# What is needed:
Locate the string "VIDEO" throughout the material and copy every line in which it occurs.

== Dataset ==

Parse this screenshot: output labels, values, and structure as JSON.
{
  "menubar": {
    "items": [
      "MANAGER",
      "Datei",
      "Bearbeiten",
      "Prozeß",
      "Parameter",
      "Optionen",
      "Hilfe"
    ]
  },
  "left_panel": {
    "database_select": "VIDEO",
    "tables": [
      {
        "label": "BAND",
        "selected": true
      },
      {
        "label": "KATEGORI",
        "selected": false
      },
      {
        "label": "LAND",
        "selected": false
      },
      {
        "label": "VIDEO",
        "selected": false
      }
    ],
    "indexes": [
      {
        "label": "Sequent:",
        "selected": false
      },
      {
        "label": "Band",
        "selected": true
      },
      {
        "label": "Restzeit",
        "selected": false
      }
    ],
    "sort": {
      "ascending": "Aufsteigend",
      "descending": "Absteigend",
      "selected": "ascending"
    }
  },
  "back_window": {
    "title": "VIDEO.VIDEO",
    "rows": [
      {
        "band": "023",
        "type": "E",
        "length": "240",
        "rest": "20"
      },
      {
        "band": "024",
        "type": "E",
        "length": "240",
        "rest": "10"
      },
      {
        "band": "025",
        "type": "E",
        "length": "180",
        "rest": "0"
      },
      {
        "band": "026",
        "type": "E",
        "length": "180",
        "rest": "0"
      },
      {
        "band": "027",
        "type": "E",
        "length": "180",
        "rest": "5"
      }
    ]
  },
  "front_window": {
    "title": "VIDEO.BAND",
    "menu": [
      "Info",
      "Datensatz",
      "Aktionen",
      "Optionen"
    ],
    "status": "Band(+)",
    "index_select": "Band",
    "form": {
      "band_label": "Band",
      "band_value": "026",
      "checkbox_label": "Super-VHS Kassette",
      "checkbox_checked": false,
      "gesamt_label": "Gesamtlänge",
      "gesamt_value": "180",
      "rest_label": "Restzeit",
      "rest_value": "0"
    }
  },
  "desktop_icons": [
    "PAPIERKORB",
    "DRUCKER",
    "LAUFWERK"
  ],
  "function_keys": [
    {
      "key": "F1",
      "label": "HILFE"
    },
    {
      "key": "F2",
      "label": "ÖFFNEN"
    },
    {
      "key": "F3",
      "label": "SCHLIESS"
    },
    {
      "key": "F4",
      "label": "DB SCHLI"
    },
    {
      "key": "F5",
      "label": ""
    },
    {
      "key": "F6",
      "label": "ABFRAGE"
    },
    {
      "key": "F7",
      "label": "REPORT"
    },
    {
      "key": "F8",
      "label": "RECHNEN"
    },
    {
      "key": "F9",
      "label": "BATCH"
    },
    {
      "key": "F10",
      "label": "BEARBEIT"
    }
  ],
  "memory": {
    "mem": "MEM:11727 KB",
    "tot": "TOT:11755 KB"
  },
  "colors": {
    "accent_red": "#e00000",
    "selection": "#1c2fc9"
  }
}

===

# Output of the exercise:
    "database_select": "VIDEO",
        "label": "VIDEO",
    "title": "VIDEO.VIDEO",
    "title": "VIDEO.BAND",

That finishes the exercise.